June 8, 2010 | Posted in : Contingency Fees / POF, Expenses / Costs, Legislation / Politics, NALFA News

Lawmakers, Governor Charlie Chist, and Attorney General Bill McCollum handcuffed current and future Florida attorneys general right before the oil spill in the Gulf of Mexico started.  Six days before the Deepwater Horizon rig exploded and the wellhead a mile beneath it began gushing oil, Chist signed into law a cap on attorney fees.  The law that goes into effect July 1, 2010 caps attorney fees at $50 million in contingency cases on contract work for the Office of the Attorney General.

“You’re not going to get the best lawyers to come in on a Dream Team where you’ve capped the attorney’s fees,” said Fred Levin, the renowned Pensacola trial lawyer.  He said preparation and expert witnesses could easily run to $100 million.  McCollum’s law does provide a provision to pay “reasonable costs and expenses,” but it’s not up front.  You may recognize Levin’s name, not only because it graces the University of Florida’s School of Law, but because Levin was the linchpin in the state’s $13 billion big-tobacco settlement.  For his part of the litigation, his firm got $250 million – that’s only part of the $3 billion tobacco companies paid (separately, and without costing the state a dime in attorney fees).

[DATASET EXTRACT]
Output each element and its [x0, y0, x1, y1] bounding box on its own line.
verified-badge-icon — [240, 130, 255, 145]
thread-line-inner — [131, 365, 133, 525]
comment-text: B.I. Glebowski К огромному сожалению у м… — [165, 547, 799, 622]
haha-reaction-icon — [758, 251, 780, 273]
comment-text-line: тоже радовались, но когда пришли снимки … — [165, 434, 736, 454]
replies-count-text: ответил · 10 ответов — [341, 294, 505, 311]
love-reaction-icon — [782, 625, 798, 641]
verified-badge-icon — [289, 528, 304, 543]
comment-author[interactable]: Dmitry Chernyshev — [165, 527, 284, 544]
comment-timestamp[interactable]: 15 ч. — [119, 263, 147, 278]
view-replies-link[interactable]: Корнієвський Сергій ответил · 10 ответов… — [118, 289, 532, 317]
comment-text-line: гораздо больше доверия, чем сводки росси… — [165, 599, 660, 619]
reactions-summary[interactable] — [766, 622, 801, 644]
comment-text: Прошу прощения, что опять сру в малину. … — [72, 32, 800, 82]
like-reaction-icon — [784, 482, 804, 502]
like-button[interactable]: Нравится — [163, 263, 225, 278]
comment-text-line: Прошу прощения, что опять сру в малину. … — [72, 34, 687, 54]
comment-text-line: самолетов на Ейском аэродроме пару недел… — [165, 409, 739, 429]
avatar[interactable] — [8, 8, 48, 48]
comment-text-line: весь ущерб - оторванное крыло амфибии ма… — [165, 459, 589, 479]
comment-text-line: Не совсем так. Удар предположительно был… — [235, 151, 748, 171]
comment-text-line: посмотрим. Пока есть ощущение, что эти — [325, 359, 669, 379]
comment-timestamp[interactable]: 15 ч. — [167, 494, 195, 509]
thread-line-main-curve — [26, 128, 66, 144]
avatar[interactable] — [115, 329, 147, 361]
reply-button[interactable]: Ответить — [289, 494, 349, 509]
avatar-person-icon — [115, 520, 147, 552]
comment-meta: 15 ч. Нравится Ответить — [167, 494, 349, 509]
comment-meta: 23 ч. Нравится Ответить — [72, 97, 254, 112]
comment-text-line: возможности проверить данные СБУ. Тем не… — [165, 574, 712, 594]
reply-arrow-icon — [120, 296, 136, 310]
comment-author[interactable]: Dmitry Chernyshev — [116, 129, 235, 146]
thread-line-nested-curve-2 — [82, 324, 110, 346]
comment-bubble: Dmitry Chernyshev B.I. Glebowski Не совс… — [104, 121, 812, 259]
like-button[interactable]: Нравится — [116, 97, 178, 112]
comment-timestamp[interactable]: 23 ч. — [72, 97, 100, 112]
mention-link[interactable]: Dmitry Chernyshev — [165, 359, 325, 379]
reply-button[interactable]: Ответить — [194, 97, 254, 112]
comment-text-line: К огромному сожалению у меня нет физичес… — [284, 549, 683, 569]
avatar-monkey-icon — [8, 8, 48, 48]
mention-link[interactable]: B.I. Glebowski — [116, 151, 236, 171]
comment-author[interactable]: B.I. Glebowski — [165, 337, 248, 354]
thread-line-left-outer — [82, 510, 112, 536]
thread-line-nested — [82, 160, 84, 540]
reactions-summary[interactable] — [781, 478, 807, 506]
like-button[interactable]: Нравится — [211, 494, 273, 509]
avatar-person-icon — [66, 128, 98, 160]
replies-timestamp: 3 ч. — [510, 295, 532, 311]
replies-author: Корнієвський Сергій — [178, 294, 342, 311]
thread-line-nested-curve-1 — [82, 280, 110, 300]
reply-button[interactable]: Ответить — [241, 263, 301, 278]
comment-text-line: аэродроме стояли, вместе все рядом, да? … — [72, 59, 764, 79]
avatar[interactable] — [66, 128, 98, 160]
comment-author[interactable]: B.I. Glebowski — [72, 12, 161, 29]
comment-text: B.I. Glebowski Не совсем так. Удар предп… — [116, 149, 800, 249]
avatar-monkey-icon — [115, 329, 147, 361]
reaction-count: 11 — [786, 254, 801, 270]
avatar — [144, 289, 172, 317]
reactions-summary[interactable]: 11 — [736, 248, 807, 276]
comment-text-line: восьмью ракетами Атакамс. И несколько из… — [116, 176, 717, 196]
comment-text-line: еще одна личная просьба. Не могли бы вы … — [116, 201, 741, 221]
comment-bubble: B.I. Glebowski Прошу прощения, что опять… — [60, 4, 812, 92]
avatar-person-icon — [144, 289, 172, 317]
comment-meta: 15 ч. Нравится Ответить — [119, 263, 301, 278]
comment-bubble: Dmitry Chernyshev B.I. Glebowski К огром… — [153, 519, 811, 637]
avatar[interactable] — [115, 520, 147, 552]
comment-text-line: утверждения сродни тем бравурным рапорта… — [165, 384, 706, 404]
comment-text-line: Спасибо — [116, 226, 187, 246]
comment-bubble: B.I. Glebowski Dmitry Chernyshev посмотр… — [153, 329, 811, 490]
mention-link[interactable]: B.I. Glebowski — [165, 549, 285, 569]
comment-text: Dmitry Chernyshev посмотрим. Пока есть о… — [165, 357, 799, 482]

[REQUIRED TASKS]
#1 In the Florida attorney fee passage, reproduce word for word the part starting with "Lawmakers, Governor Charlie" and going on through "the Attorney General.".
#2 Please quote the records starting with their first line and going on through the line with "view-replies-link[interactable]: Корнієвський Сергій", including both of those lines.
The text and the records were taken from unrelated sources.

[SOLUTIONS BY TASK]
#1
Lawmakers, Governor Charlie Chist, and Attorney General Bill McCollum handcuffed current and future Florida attorneys general right before the oil spill in the Gulf of Mexico started.  Six days before the Deepwater Horizon rig exploded and the wellhead a mile beneath it began gushing oil, Chist signed into law a cap on attorney fees.  The law that goes into effect July 1, 2010 caps attorney fees at $50 million in contingency cases on contract work for the Office of the Attorney General.

#2
Output each element and its [x0, y0, x1, y1] bounding box on its own line.
verified-badge-icon — [240, 130, 255, 145]
thread-line-inner — [131, 365, 133, 525]
comment-text: B.I. Glebowski К огромному сожалению у м… — [165, 547, 799, 622]
haha-reaction-icon — [758, 251, 780, 273]
comment-text-line: тоже радовались, но когда пришли снимки … — [165, 434, 736, 454]
replies-count-text: ответил · 10 ответов — [341, 294, 505, 311]
love-reaction-icon — [782, 625, 798, 641]
verified-badge-icon — [289, 528, 304, 543]
comment-author[interactable]: Dmitry Chernyshev — [165, 527, 284, 544]
comment-timestamp[interactable]: 15 ч. — [119, 263, 147, 278]
view-replies-link[interactable]: Корнієвський Сергій ответил · 10 ответов… — [118, 289, 532, 317]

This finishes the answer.